__WORK TO COMPLETE__:
In the records that follow, show each line where the word "JSON" is present.

__DATASET RECORDS__:
'''

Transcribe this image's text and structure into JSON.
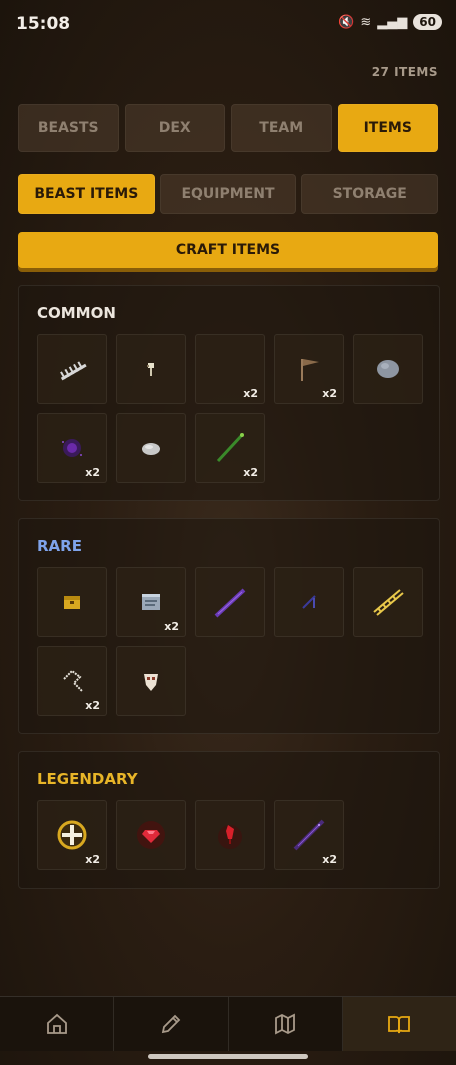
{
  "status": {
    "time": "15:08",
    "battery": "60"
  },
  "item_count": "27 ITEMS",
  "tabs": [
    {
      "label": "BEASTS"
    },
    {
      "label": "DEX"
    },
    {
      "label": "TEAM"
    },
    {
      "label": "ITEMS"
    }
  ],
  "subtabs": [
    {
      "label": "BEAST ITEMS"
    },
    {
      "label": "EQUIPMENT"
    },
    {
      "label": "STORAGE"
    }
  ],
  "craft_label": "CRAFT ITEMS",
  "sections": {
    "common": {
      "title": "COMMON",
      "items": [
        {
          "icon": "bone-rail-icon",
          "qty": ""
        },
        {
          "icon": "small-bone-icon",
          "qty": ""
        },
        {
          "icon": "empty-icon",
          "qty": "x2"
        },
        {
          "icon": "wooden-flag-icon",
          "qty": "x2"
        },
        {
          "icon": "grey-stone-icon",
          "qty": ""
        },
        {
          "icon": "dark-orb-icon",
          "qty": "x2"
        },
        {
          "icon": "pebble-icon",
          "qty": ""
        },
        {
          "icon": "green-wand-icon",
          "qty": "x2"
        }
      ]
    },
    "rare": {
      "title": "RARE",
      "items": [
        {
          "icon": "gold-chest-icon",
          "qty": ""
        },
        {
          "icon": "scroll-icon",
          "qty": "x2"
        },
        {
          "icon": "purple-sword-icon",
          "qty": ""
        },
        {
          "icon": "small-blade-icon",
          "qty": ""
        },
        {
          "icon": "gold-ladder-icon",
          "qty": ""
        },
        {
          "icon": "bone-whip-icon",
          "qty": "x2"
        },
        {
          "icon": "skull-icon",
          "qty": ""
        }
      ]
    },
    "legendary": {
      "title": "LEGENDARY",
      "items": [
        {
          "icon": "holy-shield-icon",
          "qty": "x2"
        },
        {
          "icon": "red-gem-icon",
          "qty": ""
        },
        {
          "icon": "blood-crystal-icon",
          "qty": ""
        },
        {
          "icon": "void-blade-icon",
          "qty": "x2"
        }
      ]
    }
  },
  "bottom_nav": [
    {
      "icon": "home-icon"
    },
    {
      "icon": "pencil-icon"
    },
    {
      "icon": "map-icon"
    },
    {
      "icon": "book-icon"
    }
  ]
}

'''
'''

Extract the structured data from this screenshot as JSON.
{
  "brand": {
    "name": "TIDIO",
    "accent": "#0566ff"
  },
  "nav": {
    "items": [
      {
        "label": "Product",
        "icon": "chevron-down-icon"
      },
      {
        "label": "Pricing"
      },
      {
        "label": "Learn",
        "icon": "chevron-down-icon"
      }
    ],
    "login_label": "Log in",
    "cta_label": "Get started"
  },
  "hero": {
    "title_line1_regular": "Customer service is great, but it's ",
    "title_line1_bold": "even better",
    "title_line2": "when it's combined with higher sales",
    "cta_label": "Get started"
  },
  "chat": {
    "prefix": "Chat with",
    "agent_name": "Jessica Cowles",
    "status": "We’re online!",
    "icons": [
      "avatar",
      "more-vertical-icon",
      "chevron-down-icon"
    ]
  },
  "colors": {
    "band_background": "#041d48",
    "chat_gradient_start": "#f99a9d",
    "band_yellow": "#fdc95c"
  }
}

'''

__WRITTEN SOLUTION__:
Transcribe this image's text and structure into JSON.
Extract the structured data from this screenshot as JSON.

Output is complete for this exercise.